Devia ter sido uma montagem on the road na Índia e no final foi editada em casa com um diretor e uma agência remota.
A montagem foi fundamental, pois devido ao que aconteceu no mundo este ano tivemos que mudar a estrutura e a mensagem do filme. Além disso, o último dia de filmagem foi cancelado devido ao estado de alarme em Mumbai, então eu tive que solucionar o fato de que estava faltando o material que não pudemos filmar.
No final, saiu uma propaganda linda, uma das melhores que fiz ultimamente. Tenho muita vontade de mostrá-la.
Quais ingredientes a propaganda perfeita deveria ter?
Acima de tudo, uma ideia criativa muito boa. Propagandas são como filmes; se têm um bom roteiro, têm potencial para se tornarem clássicos.
Depois, a visão de um diretor talentoso que saiba contribuir com ideias e maneiras de contar essa história de uma perspectiva original e única. Felizmente, existem muitos diretores talentosos.
Também liberdade e confiança por parte da agência e do cliente: deixando todos os departamentos livres para contribuir, propor e até trocar o filme ao longo do processo. Já experimentei isso em primeira pessoa e quando existe essa confiança o resultado final sempre é beneficiado.
Por último, tempo. Quanto mais tempo se dá a todos os passos necessários para realizar uma propaganda, melhor ela será, sem dúvida.
Que conselho daria a alguém que está começando nisto?
Primeiro: "não se angustie quando o disco rígido chegar e houver uma montanha de material!" E, além disso, aconselho você a ter paciência, não se reprimir quando achar que tem uma boa ideia, mesmo quando sentir que alguém quer mudar algo que funciona e está piorando o trabalho de alguma forma. Nunca acreditei em "o cliente tem sempre razão".
Nosso ofício é um ofício criativo e o cliente muitas vezes não sabe o que quer. Talvez conheça os objetivos de marketing deste anúncio específico, mas não sabe por que o plano que quer tirar da propaganda é, na verdade, fundamental. É aí que temos que defender nosso trabalho pelo bem do filme: argumentar, explicar, dizer educadamente que não concordamos e por quê. Depois de mais de 15 anos como montador publicitário, sou amigo e tenho um ótimo relacionamento com clientes e criativos com quem, às vezes, literalmente briguei na sala de montagem.

────────────────────────────────────────

### INSTRUÇÃO A
Liste todos os ingredientes da propaganda perfeita citados na entrevista sobre montagem publicitária.
### INSTRUÇÃO B
Por favor, resuma em duas frases a entrevista sobre montagem publicitária.
### INSTRUÇÃO C
Retome a entrevista sobre montagem publicitária a partir do ponto em que ela para.

────────────────────────────────────────

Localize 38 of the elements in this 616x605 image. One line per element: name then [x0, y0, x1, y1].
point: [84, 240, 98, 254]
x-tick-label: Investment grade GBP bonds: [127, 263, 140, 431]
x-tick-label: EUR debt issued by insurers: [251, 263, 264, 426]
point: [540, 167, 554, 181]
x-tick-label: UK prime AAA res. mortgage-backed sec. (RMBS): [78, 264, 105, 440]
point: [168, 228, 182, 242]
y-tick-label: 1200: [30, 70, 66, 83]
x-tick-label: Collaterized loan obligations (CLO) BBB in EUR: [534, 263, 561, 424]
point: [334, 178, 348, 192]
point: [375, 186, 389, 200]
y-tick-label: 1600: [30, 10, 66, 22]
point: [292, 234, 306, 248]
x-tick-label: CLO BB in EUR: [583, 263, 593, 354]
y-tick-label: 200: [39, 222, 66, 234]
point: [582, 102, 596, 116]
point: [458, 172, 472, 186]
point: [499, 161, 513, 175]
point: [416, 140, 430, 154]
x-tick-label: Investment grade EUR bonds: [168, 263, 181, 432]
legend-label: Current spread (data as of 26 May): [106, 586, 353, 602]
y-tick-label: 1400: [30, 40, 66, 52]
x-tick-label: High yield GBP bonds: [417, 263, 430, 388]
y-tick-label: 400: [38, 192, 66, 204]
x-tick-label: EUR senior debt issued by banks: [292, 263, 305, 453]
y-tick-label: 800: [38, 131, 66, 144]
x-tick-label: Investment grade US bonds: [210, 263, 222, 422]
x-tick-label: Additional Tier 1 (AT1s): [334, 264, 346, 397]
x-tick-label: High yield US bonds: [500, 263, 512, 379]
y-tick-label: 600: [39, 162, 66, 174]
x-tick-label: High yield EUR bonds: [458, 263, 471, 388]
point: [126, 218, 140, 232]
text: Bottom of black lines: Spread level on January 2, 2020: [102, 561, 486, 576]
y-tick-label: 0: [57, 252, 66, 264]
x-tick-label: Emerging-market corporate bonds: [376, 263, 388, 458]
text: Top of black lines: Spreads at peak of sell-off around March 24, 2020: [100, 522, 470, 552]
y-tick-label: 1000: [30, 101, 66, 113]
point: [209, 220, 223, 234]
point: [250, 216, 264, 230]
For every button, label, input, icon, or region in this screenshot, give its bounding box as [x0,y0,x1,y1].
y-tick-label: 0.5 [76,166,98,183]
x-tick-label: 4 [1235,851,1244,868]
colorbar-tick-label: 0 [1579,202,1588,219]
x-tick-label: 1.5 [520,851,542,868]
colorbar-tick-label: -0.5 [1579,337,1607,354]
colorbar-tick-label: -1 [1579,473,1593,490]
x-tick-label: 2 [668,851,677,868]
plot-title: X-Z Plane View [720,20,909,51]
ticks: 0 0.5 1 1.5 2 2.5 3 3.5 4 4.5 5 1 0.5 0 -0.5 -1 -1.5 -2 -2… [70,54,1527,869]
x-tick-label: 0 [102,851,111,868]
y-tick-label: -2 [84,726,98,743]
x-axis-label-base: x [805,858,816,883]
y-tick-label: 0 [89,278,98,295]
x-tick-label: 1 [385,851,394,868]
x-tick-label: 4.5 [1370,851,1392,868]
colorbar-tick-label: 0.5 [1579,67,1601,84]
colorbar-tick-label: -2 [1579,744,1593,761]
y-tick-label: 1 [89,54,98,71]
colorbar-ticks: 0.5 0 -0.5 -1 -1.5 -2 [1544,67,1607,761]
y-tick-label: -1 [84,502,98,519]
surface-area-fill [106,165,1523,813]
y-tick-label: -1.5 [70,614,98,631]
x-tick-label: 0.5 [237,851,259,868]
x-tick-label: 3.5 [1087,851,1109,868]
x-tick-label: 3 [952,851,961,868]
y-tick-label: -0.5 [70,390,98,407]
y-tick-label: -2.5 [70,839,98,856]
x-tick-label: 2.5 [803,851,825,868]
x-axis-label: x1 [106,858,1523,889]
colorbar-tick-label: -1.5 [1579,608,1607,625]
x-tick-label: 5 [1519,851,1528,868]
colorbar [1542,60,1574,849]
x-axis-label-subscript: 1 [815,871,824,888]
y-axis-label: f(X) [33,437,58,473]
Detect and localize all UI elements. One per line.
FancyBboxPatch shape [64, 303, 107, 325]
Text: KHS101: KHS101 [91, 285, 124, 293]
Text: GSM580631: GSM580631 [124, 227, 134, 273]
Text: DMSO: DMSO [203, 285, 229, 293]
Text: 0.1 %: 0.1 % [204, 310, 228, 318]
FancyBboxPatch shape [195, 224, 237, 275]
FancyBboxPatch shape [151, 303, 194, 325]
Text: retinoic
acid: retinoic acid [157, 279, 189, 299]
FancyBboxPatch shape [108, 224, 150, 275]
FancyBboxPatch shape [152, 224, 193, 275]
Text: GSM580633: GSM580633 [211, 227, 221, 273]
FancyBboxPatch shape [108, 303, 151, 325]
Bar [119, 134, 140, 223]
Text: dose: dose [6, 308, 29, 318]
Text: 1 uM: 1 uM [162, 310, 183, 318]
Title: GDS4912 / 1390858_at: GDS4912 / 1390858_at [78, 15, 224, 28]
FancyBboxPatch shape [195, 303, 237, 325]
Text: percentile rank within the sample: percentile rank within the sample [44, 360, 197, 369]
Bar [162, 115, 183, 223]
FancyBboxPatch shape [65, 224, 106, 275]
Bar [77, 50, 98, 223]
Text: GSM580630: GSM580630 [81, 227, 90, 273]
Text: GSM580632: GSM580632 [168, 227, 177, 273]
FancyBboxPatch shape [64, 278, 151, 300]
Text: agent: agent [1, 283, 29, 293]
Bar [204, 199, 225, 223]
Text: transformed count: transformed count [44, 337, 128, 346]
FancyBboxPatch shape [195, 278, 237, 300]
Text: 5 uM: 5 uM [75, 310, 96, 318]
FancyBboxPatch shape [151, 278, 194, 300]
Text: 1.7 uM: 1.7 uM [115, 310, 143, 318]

────────────────────────────────────────

### RESULTADO FINAL A
- uma ideia criativa muito boa
- a visão de um diretor talentoso
- liberdade e confiança por parte da agência e do cliente
- tempo

### RESULTADO FINAL B
O entrevistado conta que uma montagem que seria feita on the road na Índia acabou editada em casa, com mudanças na estrutura e na mensagem do filme e sem o material do último dia de filmagem, cancelado pelo estado de alarme em Mumbai. Ele aponta como ingredientes da propaganda perfeita uma boa ideia criativa, um diretor talentoso, liberdade e confiança da agência e do cliente, e tempo, e aconselha quem está começando a ter paciência e a defender o próprio trabalho diante dos clientes.

### RESULTADO FINAL C
Talvez o melhor conselho seja: sinta paixão por sua montagem, não dá para ficar indiferente diante de algo que ameaça sua paixão.
O que você prevê para o futuro da publicidade?
Dizem que as pessoas não veem mais televisão, e de certo modo isso é verdade. Mas, por outro lado, a verdade é que as "telas de televisão" em nossa vida aumentaram. Agora todos temos uma televisão no bolso e a carregamos conosco o dia todo, só que se chama celular.
As redes sociais são simplesmente outro tipo de plataforma que requer conteúdos e também publicidade. No entanto, ao criar uma campanha, escolhe-se uma única plataforma e depois se adapta o vídeo às outras, mas gostaria que começassem a escrever e rodar as ideias aproveitando os novos territórios digitais que temos agora.
Faz pouco vi um anúncio filmado totalmente de forma digital para celular e dirigido por Damien Chazelle (o diretor de La la Land e Whiplash). A posta em cena me pareceu brilhante: brincar com esse formato usando o cinema clássico (que geralmente é horizontal).
Giacomo Prestinari oferece o "Domestika Basics: Introdução ao Final Cut Pro X", no qual ensina como dominar este software de edição e o curso "Montagem audiovisual profissional com Adobe Premiere Pro", no qual ensina a contar histórias com imagens em movimento.
Versão em português de @ntams.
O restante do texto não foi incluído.